** Begin **

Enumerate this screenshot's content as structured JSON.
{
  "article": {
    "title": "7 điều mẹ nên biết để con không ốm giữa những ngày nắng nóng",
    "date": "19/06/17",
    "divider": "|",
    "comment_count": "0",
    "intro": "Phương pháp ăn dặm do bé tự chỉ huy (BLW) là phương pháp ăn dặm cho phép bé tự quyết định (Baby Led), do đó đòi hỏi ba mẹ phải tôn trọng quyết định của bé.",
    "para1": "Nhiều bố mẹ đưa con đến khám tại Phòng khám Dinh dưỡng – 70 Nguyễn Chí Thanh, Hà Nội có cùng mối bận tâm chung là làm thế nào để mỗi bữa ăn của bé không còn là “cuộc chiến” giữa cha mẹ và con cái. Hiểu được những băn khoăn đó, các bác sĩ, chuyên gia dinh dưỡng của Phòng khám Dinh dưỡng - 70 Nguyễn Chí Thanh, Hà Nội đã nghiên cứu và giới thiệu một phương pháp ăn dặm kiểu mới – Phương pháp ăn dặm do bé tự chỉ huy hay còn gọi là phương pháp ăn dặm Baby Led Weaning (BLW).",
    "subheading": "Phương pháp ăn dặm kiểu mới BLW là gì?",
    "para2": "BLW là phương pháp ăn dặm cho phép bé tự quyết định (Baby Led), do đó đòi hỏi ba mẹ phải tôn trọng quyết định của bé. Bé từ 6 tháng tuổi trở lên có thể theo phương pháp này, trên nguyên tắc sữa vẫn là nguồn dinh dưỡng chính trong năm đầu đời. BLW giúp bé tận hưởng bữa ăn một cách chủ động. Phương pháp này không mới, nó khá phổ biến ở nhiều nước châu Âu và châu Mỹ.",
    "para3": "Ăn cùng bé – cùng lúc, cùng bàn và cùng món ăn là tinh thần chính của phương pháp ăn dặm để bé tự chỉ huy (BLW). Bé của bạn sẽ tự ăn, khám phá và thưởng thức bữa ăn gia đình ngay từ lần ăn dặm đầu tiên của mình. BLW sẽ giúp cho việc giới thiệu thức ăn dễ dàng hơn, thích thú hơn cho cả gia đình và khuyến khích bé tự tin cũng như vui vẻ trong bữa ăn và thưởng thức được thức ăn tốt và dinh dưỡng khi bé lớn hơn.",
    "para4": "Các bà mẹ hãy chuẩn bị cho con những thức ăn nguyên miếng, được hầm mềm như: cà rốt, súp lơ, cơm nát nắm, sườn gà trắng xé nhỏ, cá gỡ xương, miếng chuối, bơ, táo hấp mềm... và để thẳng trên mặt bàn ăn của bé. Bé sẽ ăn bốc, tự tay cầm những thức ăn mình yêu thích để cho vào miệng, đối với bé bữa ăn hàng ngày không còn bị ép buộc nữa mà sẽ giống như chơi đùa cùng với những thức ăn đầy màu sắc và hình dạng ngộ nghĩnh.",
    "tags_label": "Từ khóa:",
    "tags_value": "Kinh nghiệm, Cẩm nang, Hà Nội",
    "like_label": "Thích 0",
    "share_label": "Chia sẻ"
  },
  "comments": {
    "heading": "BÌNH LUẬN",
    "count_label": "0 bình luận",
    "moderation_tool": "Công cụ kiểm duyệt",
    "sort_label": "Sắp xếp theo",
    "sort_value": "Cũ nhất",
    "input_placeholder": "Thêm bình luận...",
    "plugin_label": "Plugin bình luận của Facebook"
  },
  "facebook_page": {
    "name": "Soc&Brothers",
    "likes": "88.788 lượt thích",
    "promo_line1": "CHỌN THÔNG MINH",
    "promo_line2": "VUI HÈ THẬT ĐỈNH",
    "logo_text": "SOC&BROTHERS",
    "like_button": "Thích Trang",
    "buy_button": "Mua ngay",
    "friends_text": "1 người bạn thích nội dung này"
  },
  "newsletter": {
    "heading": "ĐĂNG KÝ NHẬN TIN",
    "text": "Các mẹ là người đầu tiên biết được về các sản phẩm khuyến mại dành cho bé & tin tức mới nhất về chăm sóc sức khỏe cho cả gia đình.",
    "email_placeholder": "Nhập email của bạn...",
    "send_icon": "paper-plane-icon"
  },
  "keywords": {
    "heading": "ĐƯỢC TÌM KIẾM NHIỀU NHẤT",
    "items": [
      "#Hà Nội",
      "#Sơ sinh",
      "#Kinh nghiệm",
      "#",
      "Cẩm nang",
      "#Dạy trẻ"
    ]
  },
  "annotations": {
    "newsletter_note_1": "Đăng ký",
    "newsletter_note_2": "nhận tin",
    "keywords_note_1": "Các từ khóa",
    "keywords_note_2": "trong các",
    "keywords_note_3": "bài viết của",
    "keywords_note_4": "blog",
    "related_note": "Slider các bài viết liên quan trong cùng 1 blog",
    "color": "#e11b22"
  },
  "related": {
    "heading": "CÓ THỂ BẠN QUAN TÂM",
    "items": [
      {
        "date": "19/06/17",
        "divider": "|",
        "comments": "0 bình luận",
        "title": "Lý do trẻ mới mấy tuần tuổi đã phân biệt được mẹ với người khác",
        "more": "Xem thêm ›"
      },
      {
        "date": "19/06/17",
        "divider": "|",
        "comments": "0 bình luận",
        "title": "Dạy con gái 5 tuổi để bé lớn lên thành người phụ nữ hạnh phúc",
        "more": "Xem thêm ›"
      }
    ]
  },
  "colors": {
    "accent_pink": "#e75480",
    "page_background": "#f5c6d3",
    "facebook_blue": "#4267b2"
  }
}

** End **

_JOB_. All of the lines above need to be given again exactly.

_THE RESPONSE_.
Enumerate this screenshot's content as structured JSON.
{
  "article": {
    "title": "7 điều mẹ nên biết để con không ốm giữa những ngày nắng nóng",
    "date": "19/06/17",
    "divider": "|",
    "comment_count": "0",
    "intro": "Phương pháp ăn dặm do bé tự chỉ huy (BLW) là phương pháp ăn dặm cho phép bé tự quyết định (Baby Led), do đó đòi hỏi ba mẹ phải tôn trọng quyết định của bé.",
    "para1": "Nhiều bố mẹ đưa con đến khám tại Phòng khám Dinh dưỡng – 70 Nguyễn Chí Thanh, Hà Nội có cùng mối bận tâm chung là làm thế nào để mỗi bữa ăn của bé không còn là “cuộc chiến” giữa cha mẹ và con cái. Hiểu được những băn khoăn đó, các bác sĩ, chuyên gia dinh dưỡng của Phòng khám Dinh dưỡng - 70 Nguyễn Chí Thanh, Hà Nội đã nghiên cứu và giới thiệu một phương pháp ăn dặm kiểu mới – Phương pháp ăn dặm do bé tự chỉ huy hay còn gọi là phương pháp ăn dặm Baby Led Weaning (BLW).",
    "subheading": "Phương pháp ăn dặm kiểu mới BLW là gì?",
    "para2": "BLW là phương pháp ăn dặm cho phép bé tự quyết định (Baby Led), do đó đòi hỏi ba mẹ phải tôn trọng quyết định của bé. Bé từ 6 tháng tuổi trở lên có thể theo phương pháp này, trên nguyên tắc sữa vẫn là nguồn dinh dưỡng chính trong năm đầu đời. BLW giúp bé tận hưởng bữa ăn một cách chủ động. Phương pháp này không mới, nó khá phổ biến ở nhiều nước châu Âu và châu Mỹ.",
    "para3": "Ăn cùng bé – cùng lúc, cùng bàn và cùng món ăn là tinh thần chính của phương pháp ăn dặm để bé tự chỉ huy (BLW). Bé của bạn sẽ tự ăn, khám phá và thưởng thức bữa ăn gia đình ngay từ lần ăn dặm đầu tiên của mình. BLW sẽ giúp cho việc giới thiệu thức ăn dễ dàng hơn, thích thú hơn cho cả gia đình và khuyến khích bé tự tin cũng như vui vẻ trong bữa ăn và thưởng thức được thức ăn tốt và dinh dưỡng khi bé lớn hơn.",
    "para4": "Các bà mẹ hãy chuẩn bị cho con những thức ăn nguyên miếng, được hầm mềm như: cà rốt, súp lơ, cơm nát nắm, sườn gà trắng xé nhỏ, cá gỡ xương, miếng chuối, bơ, táo hấp mềm... và để thẳng trên mặt bàn ăn của bé. Bé sẽ ăn bốc, tự tay cầm những thức ăn mình yêu thích để cho vào miệng, đối với bé bữa ăn hàng ngày không còn bị ép buộc nữa mà sẽ giống như chơi đùa cùng với những thức ăn đầy màu sắc và hình dạng ngộ nghĩnh.",
    "tags_label": "Từ khóa:",
    "tags_value": "Kinh nghiệm, Cẩm nang, Hà Nội",
    "like_label": "Thích 0",
    "share_label": "Chia sẻ"
  },
  "comments": {
    "heading": "BÌNH LUẬN",
    "count_label": "0 bình luận",
    "moderation_tool": "Công cụ kiểm duyệt",
    "sort_label": "Sắp xếp theo",
    "sort_value": "Cũ nhất",
    "input_placeholder": "Thêm bình luận...",
    "plugin_label": "Plugin bình luận của Facebook"
  },
  "facebook_page": {
    "name": "Soc&Brothers",
    "likes": "88.788 lượt thích",
    "promo_line1": "CHỌN THÔNG MINH",
    "promo_line2": "VUI HÈ THẬT ĐỈNH",
    "logo_text": "SOC&BROTHERS",
    "like_button": "Thích Trang",
    "buy_button": "Mua ngay",
    "friends_text": "1 người bạn thích nội dung này"
  },
  "newsletter": {
    "heading": "ĐĂNG KÝ NHẬN TIN",
    "text": "Các mẹ là người đầu tiên biết được về các sản phẩm khuyến mại dành cho bé & tin tức mới nhất về chăm sóc sức khỏe cho cả gia đình.",
    "email_placeholder": "Nhập email của bạn...",
    "send_icon": "paper-plane-icon"
  },
  "keywords": {
    "heading": "ĐƯỢC TÌM KIẾM NHIỀU NHẤT",
    "items": [
      "#Hà Nội",
      "#Sơ sinh",
      "#Kinh nghiệm",
      "#",
      "Cẩm nang",
      "#Dạy trẻ"
    ]
  },
  "annotations": {
    "newsletter_note_1": "Đăng ký",
    "newsletter_note_2": "nhận tin",
    "keywords_note_1": "Các từ khóa",
    "keywords_note_2": "trong các",
    "keywords_note_3": "bài viết của",
    "keywords_note_4": "blog",
    "related_note": "Slider các bài viết liên quan trong cùng 1 blog",
    "color": "#e11b22"
  },
  "related": {
    "heading": "CÓ THỂ BẠN QUAN TÂM",
    "items": [
      {
        "date": "19/06/17",
        "divider": "|",
        "comments": "0 bình luận",
        "title": "Lý do trẻ mới mấy tuần tuổi đã phân biệt được mẹ với người khác",
        "more": "Xem thêm ›"
      },
      {
        "date": "19/06/17",
        "divider": "|",
        "comments": "0 bình luận",
        "title": "Dạy con gái 5 tuổi để bé lớn lên thành người phụ nữ hạnh phúc",
        "more": "Xem thêm ›"
      }
    ]
  },
  "colors": {
    "accent_pink": "#e75480",
    "page_background": "#f5c6d3",
    "facebook_blue": "#4267b2"
  }
}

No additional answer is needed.